[Rows from a figure dataset]
<<<<
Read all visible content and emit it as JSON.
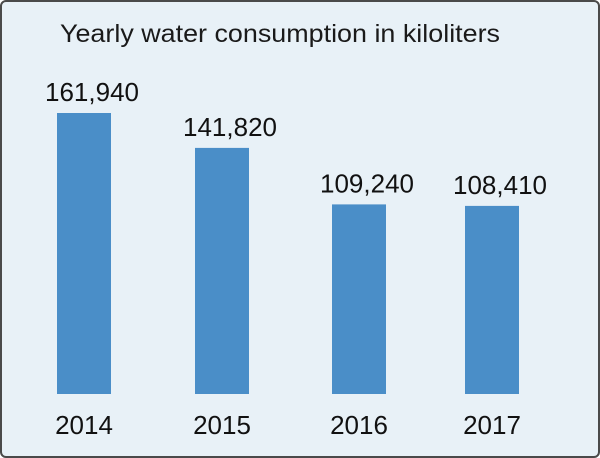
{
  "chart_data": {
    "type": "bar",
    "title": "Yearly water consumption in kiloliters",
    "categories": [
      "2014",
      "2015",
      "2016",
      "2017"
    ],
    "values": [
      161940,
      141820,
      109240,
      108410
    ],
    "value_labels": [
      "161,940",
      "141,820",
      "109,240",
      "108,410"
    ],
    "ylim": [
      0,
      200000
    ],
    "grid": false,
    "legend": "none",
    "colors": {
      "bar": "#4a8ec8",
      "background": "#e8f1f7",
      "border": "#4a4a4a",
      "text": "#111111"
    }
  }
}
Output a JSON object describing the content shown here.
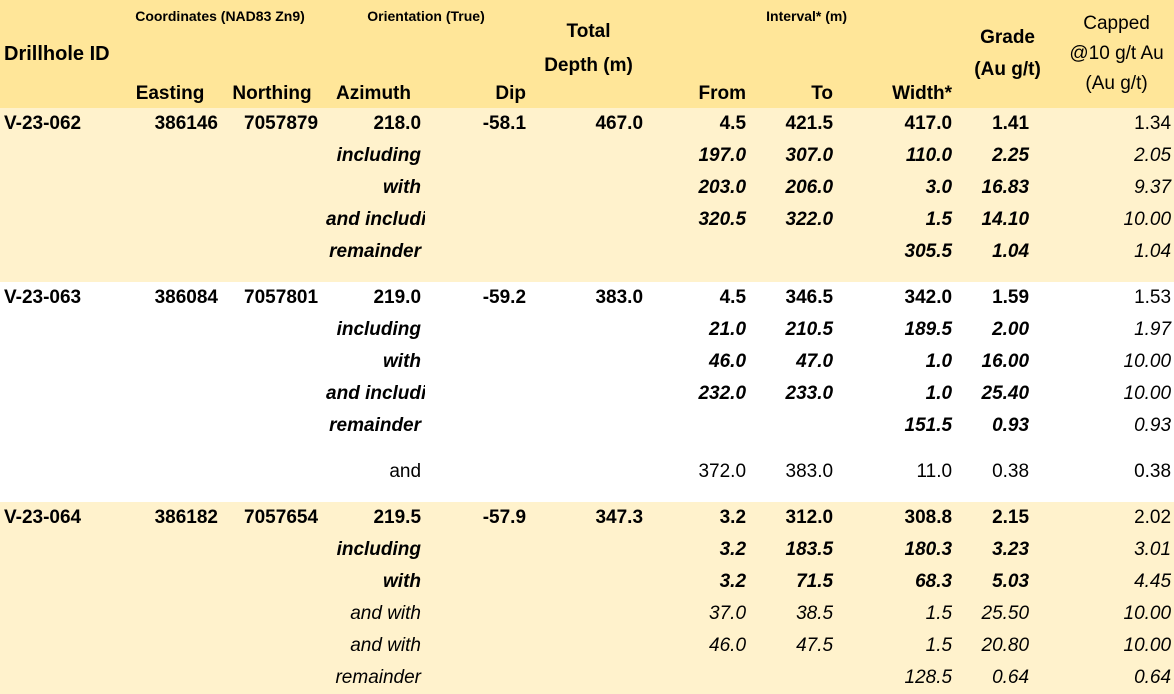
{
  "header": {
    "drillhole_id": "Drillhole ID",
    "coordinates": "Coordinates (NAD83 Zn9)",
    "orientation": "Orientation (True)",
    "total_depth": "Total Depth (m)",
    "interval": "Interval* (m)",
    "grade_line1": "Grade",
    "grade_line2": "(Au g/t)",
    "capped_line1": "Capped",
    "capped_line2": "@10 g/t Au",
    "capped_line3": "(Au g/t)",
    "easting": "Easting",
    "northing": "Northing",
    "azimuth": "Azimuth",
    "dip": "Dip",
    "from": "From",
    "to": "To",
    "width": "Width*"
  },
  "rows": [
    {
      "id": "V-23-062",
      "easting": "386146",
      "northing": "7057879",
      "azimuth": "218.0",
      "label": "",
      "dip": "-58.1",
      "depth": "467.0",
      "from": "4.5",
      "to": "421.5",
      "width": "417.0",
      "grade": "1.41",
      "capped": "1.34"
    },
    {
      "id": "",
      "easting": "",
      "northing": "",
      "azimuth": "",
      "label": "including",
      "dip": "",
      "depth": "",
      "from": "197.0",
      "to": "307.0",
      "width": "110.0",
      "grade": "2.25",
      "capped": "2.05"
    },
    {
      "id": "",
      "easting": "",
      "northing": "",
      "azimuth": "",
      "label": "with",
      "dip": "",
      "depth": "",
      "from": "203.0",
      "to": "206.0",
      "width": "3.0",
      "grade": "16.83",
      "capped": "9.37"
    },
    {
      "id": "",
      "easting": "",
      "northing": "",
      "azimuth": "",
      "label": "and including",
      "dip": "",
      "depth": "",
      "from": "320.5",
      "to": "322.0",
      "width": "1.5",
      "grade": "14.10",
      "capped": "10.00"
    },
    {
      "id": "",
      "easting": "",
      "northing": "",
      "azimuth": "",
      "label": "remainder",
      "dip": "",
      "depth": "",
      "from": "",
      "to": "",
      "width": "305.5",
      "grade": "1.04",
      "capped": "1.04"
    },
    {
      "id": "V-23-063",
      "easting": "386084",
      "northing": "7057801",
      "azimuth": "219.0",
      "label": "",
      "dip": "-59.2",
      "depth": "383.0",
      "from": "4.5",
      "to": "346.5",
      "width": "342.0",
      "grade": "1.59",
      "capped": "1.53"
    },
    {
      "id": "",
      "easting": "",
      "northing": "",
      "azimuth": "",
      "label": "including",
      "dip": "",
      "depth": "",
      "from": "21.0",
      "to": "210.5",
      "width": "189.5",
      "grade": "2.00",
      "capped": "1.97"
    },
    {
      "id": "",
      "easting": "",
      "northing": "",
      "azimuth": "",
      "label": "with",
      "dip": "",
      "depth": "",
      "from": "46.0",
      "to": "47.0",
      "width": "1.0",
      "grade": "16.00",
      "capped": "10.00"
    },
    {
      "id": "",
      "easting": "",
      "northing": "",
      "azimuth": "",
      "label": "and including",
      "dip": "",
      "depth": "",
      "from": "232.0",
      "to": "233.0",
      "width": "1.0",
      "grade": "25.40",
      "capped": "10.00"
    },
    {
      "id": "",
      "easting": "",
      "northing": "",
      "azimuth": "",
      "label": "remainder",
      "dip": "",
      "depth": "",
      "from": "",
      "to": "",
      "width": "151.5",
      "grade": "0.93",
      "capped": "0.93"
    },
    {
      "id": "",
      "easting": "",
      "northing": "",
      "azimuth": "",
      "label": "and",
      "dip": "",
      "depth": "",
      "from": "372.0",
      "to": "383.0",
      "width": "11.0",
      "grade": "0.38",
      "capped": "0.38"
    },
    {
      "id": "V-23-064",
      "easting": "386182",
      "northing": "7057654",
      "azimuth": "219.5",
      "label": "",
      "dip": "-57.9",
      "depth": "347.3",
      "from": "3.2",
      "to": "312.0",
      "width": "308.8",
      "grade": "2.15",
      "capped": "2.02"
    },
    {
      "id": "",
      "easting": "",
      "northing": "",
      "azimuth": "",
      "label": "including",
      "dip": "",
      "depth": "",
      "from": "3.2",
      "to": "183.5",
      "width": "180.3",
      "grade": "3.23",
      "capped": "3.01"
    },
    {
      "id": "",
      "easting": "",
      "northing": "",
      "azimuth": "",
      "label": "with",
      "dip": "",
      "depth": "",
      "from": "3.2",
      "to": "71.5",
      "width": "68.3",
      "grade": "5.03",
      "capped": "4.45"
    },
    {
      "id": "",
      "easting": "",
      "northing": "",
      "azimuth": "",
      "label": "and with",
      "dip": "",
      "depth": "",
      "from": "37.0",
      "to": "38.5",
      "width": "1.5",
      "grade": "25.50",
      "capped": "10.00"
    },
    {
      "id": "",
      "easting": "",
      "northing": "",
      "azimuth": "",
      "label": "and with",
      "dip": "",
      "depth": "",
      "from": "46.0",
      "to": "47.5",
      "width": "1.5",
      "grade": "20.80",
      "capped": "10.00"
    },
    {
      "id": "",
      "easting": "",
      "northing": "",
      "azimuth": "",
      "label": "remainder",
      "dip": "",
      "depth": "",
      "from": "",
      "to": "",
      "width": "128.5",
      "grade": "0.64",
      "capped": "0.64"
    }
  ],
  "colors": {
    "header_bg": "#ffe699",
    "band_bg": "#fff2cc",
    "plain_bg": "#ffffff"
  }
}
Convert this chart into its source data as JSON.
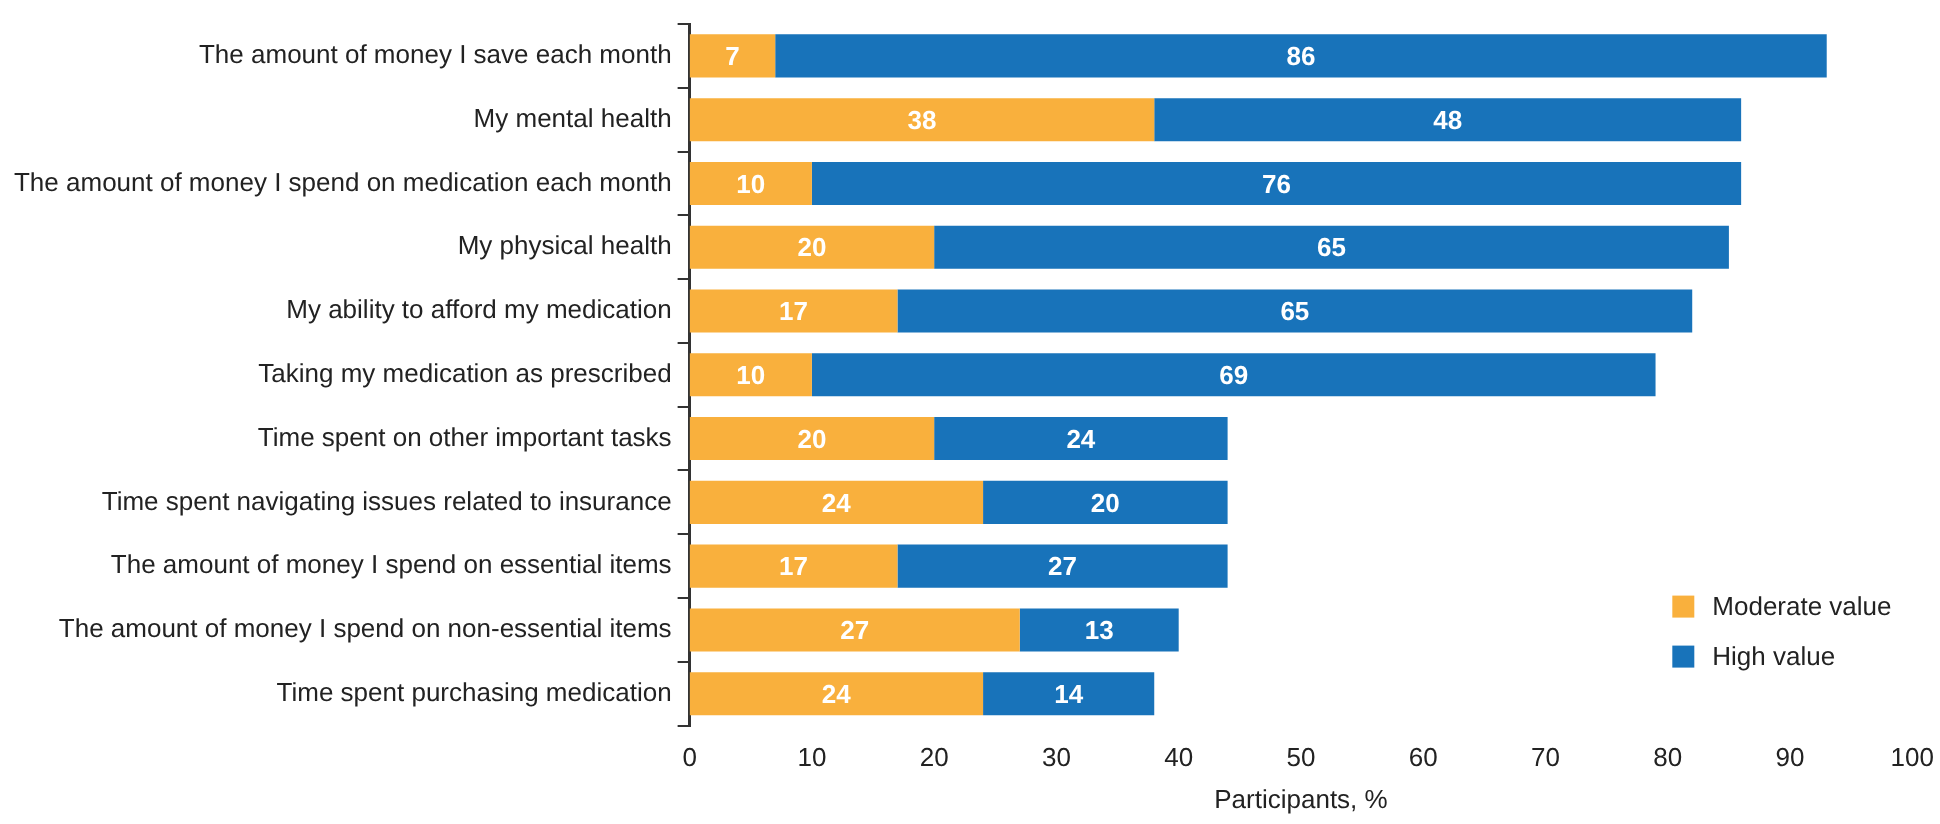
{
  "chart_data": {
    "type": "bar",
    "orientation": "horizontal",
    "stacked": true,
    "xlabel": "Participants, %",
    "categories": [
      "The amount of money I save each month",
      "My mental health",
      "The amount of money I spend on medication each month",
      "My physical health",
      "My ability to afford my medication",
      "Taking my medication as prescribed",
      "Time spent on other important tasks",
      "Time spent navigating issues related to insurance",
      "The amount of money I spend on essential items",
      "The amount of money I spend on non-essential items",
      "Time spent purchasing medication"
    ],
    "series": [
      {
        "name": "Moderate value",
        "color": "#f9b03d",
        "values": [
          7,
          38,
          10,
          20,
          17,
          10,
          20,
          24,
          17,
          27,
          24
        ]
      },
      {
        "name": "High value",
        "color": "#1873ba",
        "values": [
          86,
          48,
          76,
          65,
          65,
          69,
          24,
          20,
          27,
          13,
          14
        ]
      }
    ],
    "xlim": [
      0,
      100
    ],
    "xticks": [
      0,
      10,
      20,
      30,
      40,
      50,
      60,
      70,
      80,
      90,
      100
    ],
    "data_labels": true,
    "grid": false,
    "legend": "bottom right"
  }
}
>>>>
**Stated task:** Can you repeat every record above exactly, apart from the pictures?

**Worked solution:**
Read all visible content and emit it as JSON.
{
  "chart_data": {
    "type": "bar",
    "title": "Yearly water consumption in kiloliters",
    "categories": [
      "2014",
      "2015",
      "2016",
      "2017"
    ],
    "values": [
      161940,
      141820,
      109240,
      108410
    ],
    "value_labels": [
      "161,940",
      "141,820",
      "109,240",
      "108,410"
    ],
    "ylim": [
      0,
      200000
    ],
    "grid": false,
    "legend": "none",
    "colors": {
      "bar": "#4a8ec8",
      "background": "#e8f1f7",
      "border": "#4a4a4a",
      "text": "#111111"
    }
  }
}
Output a JSON object describing the content shown here.
{
  "header": {
    "drillhole_id": "Drillhole ID",
    "coordinates": "Coordinates (NAD83 Zn9)",
    "orientation": "Orientation (True)",
    "total_depth": "Total Depth (m)",
    "interval": "Interval* (m)",
    "grade_line1": "Grade",
    "grade_line2": "(Au g/t)",
    "capped_line1": "Capped",
    "capped_line2": "@10 g/t Au",
    "capped_line3": "(Au g/t)",
    "easting": "Easting",
    "northing": "Northing",
    "azimuth": "Azimuth",
    "dip": "Dip",
    "from": "From",
    "to": "To",
    "width": "Width*"
  },
  "rows": [
    {
      "id": "V-23-062",
      "easting": "386146",
      "northing": "7057879",
      "azimuth": "218.0",
      "label": "",
      "dip": "-58.1",
      "depth": "467.0",
      "from": "4.5",
      "to": "421.5",
      "width": "417.0",
      "grade": "1.41",
      "capped": "1.34"
    },
    {
      "id": "",
      "easting": "",
      "northing": "",
      "azimuth": "",
      "label": "including",
      "dip": "",
      "depth": "",
      "from": "197.0",
      "to": "307.0",
      "width": "110.0",
      "grade": "2.25",
      "capped": "2.05"
    },
    {
      "id": "",
      "easting": "",
      "northing": "",
      "azimuth": "",
      "label": "with",
      "dip": "",
      "depth": "",
      "from": "203.0",
      "to": "206.0",
      "width": "3.0",
      "grade": "16.83",
      "capped": "9.37"
    },
    {
      "id": "",
      "easting": "",
      "northing": "",
      "azimuth": "",
      "label": "and including",
      "dip": "",
      "depth": "",
      "from": "320.5",
      "to": "322.0",
      "width": "1.5",
      "grade": "14.10",
      "capped": "10.00"
    },
    {
      "id": "",
      "easting": "",
      "northing": "",
      "azimuth": "",
      "label": "remainder",
      "dip": "",
      "depth": "",
      "from": "",
      "to": "",
      "width": "305.5",
      "grade": "1.04",
      "capped": "1.04"
    },
    {
      "id": "V-23-063",
      "easting": "386084",
      "northing": "7057801",
      "azimuth": "219.0",
      "label": "",
      "dip": "-59.2",
      "depth": "383.0",
      "from": "4.5",
      "to": "346.5",
      "width": "342.0",
      "grade": "1.59",
      "capped": "1.53"
    },
    {
      "id": "",
      "easting": "",
      "northing": "",
      "azimuth": "",
      "label": "including",
      "dip": "",
      "depth": "",
      "from": "21.0",
      "to": "210.5",
      "width": "189.5",
      "grade": "2.00",
      "capped": "1.97"
    },
    {
      "id": "",
      "easting": "",
      "northing": "",
      "azimuth": "",
      "label": "with",
      "dip": "",
      "depth": "",
      "from": "46.0",
      "to": "47.0",
      "width": "1.0",
      "grade": "16.00",
      "capped": "10.00"
    },
    {
      "id": "",
      "easting": "",
      "northing": "",
      "azimuth": "",
      "label": "and including",
      "dip": "",
      "depth": "",
      "from": "232.0",
      "to": "233.0",
      "width": "1.0",
      "grade": "25.40",
      "capped": "10.00"
    },
    {
      "id": "",
      "easting": "",
      "northing": "",
      "azimuth": "",
      "label": "remainder",
      "dip": "",
      "depth": "",
      "from": "",
      "to": "",
      "width": "151.5",
      "grade": "0.93",
      "capped": "0.93"
    },
    {
      "id": "",
      "easting": "",
      "northing": "",
      "azimuth": "",
      "label": "and",
      "dip": "",
      "depth": "",
      "from": "372.0",
      "to": "383.0",
      "width": "11.0",
      "grade": "0.38",
      "capped": "0.38"
    },
    {
      "id": "V-23-064",
      "easting": "386182",
      "northing": "7057654",
      "azimuth": "219.5",
      "label": "",
      "dip": "-57.9",
      "depth": "347.3",
      "from": "3.2",
      "to": "312.0",
      "width": "308.8",
      "grade": "2.15",
      "capped": "2.02"
    },
    {
      "id": "",
      "easting": "",
      "northing": "",
      "azimuth": "",
      "label": "including",
      "dip": "",
      "depth": "",
      "from": "3.2",
      "to": "183.5",
      "width": "180.3",
      "grade": "3.23",
      "capped": "3.01"
    },
    {
      "id": "",
      "easting": "",
      "northing": "",
      "azimuth": "",
      "label": "with",
      "dip": "",
      "depth": "",
      "from": "3.2",
      "to": "71.5",
      "width": "68.3",
      "grade": "5.03",
      "capped": "4.45"
    },
    {
      "id": "",
      "easting": "",
      "northing": "",
      "azimuth": "",
      "label": "and with",
      "dip": "",
      "depth": "",
      "from": "37.0",
      "to": "38.5",
      "width": "1.5",
      "grade": "25.50",
      "capped": "10.00"
    },
    {
      "id": "",
      "easting": "",
      "northing": "",
      "azimuth": "",
      "label": "and with",
      "dip": "",
      "depth": "",
      "from": "46.0",
      "to": "47.5",
      "width": "1.5",
      "grade": "20.80",
      "capped": "10.00"
    },
    {
      "id": "",
      "easting": "",
      "northing": "",
      "azimuth": "",
      "label": "remainder",
      "dip": "",
      "depth": "",
      "from": "",
      "to": "",
      "width": "128.5",
      "grade": "0.64",
      "capped": "0.64"
    }
  ],
  "colors": {
    "header_bg": "#ffe699",
    "band_bg": "#fff2cc",
    "plain_bg": "#ffffff"
  }
}
Convert this chart into its source data as JSON.
{
  "chart_data": {
    "type": "bar",
    "orientation": "horizontal",
    "stacked": true,
    "xlabel": "Participants, %",
    "categories": [
      "The amount of money I save each month",
      "My mental health",
      "The amount of money I spend on medication each month",
      "My physical health",
      "My ability to afford my medication",
      "Taking my medication as prescribed",
      "Time spent on other important tasks",
      "Time spent navigating issues related to insurance",
      "The amount of money I spend on essential items",
      "The amount of money I spend on non-essential items",
      "Time spent purchasing medication"
    ],
    "series": [
      {
        "name": "Moderate value",
        "color": "#f9b03d",
        "values": [
          7,
          38,
          10,
          20,
          17,
          10,
          20,
          24,
          17,
          27,
          24
        ]
      },
      {
        "name": "High value",
        "color": "#1873ba",
        "values": [
          86,
          48,
          76,
          65,
          65,
          69,
          24,
          20,
          27,
          13,
          14
        ]
      }
    ],
    "xlim": [
      0,
      100
    ],
    "xticks": [
      0,
      10,
      20,
      30,
      40,
      50,
      60,
      70,
      80,
      90,
      100
    ],
    "data_labels": true,
    "grid": false,
    "legend": "bottom right"
  }
}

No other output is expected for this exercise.